> _Task description_
Reproduce each line bearing the word "Hamburg".

> _Data entries_
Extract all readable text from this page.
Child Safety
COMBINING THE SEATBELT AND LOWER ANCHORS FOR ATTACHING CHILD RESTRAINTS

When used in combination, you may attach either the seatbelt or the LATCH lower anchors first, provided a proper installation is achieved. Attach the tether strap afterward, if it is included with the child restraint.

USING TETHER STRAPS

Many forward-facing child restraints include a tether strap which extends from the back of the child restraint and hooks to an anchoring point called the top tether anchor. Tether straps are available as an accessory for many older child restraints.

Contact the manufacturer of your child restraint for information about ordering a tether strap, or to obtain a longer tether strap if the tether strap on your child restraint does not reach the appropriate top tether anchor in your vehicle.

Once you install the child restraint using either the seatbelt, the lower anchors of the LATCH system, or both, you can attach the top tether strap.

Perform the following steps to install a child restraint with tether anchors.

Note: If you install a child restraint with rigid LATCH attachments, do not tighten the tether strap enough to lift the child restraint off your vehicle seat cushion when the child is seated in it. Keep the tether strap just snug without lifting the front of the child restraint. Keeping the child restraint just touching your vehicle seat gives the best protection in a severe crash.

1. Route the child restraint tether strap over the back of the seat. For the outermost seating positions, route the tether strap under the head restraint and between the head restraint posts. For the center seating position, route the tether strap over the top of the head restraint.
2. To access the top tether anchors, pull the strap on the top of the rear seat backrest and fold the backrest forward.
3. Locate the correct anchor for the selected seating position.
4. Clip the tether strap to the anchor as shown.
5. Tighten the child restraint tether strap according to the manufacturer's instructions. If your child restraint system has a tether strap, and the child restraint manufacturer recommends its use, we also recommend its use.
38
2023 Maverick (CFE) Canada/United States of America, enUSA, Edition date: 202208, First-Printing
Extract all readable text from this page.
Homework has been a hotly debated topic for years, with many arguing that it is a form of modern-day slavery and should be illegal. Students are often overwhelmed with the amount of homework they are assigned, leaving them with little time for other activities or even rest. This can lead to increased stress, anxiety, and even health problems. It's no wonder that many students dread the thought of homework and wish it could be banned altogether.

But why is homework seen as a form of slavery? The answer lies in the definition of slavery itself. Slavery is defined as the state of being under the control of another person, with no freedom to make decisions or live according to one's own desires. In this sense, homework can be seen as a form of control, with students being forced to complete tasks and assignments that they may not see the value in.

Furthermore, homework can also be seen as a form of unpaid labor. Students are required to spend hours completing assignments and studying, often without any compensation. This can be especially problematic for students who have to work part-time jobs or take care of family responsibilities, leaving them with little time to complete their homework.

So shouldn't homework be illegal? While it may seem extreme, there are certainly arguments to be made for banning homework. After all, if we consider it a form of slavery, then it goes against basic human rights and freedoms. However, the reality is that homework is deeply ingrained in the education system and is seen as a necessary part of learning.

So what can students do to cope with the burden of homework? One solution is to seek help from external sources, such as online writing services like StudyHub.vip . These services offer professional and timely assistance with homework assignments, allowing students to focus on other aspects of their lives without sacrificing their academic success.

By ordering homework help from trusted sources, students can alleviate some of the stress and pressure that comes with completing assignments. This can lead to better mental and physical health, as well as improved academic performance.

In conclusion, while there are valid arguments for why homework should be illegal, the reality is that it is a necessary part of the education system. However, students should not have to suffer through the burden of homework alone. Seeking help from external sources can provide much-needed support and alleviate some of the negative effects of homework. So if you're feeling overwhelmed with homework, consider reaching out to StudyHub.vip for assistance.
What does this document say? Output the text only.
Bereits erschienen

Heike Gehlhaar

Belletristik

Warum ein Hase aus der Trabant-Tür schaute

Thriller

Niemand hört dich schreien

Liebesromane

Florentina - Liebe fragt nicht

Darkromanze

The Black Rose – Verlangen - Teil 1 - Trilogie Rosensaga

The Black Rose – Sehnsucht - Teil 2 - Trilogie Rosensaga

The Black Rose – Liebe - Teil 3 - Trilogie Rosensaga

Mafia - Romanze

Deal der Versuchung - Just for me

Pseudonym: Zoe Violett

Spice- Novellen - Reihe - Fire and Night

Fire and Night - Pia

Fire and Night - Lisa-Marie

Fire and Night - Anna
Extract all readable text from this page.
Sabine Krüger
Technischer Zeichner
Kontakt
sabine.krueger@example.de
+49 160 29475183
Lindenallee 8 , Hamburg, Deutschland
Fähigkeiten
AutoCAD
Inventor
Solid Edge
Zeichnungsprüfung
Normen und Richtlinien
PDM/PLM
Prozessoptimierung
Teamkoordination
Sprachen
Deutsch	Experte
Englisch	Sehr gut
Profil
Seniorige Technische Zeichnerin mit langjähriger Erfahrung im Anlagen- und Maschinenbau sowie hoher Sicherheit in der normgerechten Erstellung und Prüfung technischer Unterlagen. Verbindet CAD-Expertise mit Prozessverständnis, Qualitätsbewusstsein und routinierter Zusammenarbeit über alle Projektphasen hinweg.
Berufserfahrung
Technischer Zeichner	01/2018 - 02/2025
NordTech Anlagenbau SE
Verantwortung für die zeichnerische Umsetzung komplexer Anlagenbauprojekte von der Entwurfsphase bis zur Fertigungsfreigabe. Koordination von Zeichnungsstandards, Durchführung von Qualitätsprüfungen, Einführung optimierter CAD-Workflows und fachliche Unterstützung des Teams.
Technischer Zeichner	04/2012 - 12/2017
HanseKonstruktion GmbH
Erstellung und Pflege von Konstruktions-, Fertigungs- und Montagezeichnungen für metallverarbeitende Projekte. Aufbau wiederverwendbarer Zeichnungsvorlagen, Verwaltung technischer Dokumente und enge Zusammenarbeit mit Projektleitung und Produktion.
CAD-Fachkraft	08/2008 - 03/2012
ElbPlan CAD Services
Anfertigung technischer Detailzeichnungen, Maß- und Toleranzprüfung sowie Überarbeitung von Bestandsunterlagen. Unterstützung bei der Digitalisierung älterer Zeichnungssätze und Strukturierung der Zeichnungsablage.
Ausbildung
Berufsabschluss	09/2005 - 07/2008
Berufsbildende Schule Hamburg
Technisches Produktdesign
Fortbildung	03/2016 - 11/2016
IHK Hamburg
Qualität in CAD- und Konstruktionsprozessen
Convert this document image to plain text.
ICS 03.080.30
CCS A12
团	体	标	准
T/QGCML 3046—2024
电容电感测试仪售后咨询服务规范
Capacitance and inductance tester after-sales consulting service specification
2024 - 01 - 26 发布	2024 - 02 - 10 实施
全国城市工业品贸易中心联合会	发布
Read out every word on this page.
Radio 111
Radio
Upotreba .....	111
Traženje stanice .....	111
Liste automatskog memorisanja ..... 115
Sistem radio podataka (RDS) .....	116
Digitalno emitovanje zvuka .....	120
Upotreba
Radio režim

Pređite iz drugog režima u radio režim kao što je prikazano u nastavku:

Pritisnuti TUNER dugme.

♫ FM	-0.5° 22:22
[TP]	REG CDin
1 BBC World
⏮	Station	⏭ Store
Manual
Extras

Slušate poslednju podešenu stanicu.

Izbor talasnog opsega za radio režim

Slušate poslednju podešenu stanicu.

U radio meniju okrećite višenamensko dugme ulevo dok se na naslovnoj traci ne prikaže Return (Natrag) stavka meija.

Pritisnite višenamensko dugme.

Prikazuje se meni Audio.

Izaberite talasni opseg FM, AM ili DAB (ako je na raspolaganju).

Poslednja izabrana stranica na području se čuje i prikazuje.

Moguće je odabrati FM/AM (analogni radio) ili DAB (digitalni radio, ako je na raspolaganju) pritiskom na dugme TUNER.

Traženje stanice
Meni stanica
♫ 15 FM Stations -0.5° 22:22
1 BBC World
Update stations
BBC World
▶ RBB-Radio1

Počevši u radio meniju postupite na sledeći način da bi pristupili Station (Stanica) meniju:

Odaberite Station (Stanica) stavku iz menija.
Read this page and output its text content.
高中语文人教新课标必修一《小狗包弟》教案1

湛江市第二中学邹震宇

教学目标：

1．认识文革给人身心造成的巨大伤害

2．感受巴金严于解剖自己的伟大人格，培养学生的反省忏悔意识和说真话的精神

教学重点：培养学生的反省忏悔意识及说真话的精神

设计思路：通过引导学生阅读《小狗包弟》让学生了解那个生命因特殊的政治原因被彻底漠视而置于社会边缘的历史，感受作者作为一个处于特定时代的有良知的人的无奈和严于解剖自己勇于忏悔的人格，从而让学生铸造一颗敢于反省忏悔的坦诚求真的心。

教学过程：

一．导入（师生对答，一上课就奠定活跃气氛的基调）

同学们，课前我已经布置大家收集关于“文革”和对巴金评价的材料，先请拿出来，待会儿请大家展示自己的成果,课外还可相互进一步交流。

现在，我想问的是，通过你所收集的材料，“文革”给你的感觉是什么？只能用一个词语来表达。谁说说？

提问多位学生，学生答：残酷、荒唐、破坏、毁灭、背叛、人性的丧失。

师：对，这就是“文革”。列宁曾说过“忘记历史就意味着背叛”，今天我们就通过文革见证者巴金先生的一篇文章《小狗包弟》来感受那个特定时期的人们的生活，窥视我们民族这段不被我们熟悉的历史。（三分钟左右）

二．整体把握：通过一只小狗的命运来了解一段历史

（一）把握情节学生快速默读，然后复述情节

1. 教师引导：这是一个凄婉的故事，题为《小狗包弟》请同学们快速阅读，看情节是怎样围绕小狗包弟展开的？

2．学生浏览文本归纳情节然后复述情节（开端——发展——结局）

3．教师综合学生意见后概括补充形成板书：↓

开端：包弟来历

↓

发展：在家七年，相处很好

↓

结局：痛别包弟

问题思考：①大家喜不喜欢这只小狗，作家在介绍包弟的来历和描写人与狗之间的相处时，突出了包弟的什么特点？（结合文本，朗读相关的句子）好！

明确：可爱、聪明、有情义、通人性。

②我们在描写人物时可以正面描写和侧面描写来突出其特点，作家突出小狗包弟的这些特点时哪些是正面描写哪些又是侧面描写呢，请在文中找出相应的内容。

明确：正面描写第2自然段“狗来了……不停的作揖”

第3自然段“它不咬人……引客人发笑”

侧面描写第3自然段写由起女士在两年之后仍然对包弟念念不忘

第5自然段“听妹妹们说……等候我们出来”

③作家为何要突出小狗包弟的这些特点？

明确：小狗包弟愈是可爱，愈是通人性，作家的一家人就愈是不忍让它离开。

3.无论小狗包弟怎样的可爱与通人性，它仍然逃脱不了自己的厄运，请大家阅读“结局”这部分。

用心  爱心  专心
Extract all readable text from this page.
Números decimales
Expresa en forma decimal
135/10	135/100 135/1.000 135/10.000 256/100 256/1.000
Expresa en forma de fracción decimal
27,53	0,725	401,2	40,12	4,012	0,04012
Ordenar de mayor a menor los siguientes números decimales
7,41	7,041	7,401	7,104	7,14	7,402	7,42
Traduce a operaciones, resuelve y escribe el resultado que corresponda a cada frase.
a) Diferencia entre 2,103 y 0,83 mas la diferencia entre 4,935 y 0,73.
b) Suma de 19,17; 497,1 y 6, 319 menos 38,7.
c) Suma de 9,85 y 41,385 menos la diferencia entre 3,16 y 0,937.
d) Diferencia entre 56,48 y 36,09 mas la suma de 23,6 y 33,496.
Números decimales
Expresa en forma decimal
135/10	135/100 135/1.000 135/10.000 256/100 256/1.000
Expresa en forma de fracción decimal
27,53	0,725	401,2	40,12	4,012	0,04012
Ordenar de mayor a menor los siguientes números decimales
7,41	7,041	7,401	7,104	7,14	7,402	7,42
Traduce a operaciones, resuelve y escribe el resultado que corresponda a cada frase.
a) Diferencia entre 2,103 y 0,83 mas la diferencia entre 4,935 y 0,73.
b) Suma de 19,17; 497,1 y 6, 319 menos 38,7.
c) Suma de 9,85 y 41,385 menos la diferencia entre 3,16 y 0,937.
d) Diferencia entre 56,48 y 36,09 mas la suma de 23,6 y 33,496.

> _Full output_
Lindenallee 8 , Hamburg, Deutschland
Berufsbildende Schule Hamburg
IHK Hamburg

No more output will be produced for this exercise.